PROBLEM DETAILS: Reproduce each line of the material exactly, minus any picture.

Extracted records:
· · · ·

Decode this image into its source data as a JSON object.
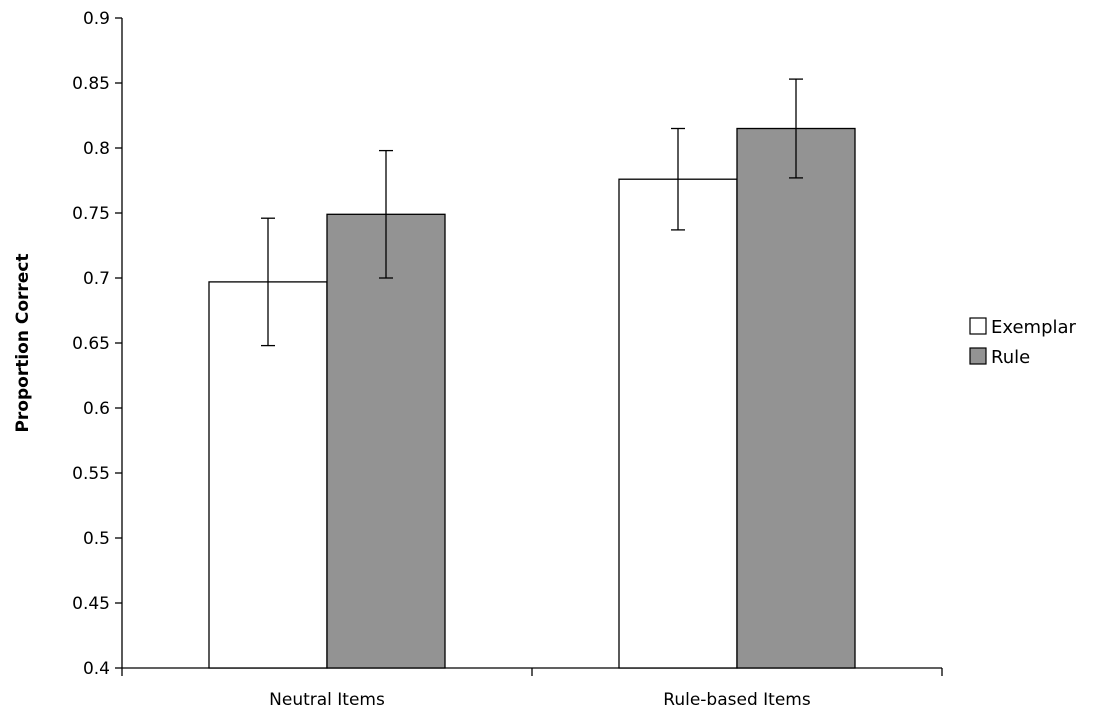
{
  "chart_data": {
    "type": "bar",
    "categories": [
      "Neutral Items",
      "Rule-based Items"
    ],
    "series": [
      {
        "name": "Exemplar",
        "values": [
          0.697,
          0.776
        ],
        "error": [
          0.049,
          0.039
        ],
        "color": "#ffffff"
      },
      {
        "name": "Rule",
        "values": [
          0.749,
          0.815
        ],
        "error": [
          0.049,
          0.038
        ],
        "color": "#939393"
      }
    ],
    "title": "",
    "xlabel": "",
    "ylabel": "Proportion Correct",
    "ylim": [
      0.4,
      0.9
    ],
    "yticks": [
      "0.4",
      "0.45",
      "0.5",
      "0.55",
      "0.6",
      "0.65",
      "0.7",
      "0.75",
      "0.8",
      "0.85",
      "0.9"
    ],
    "grid": false,
    "legend_position": "right"
  }
}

· · · ·

WRITTEN RESPONSE:
Decode this image into its source data as a JSON object.
{
  "chart_data": {
    "type": "bar",
    "categories": [
      "Neutral Items",
      "Rule-based Items"
    ],
    "series": [
      {
        "name": "Exemplar",
        "values": [
          0.697,
          0.776
        ],
        "error": [
          0.049,
          0.039
        ],
        "color": "#ffffff"
      },
      {
        "name": "Rule",
        "values": [
          0.749,
          0.815
        ],
        "error": [
          0.049,
          0.038
        ],
        "color": "#939393"
      }
    ],
    "title": "",
    "xlabel": "",
    "ylabel": "Proportion Correct",
    "ylim": [
      0.4,
      0.9
    ],
    "yticks": [
      "0.4",
      "0.45",
      "0.5",
      "0.55",
      "0.6",
      "0.65",
      "0.7",
      "0.75",
      "0.8",
      "0.85",
      "0.9"
    ],
    "grid": false,
    "legend_position": "right"
  }
}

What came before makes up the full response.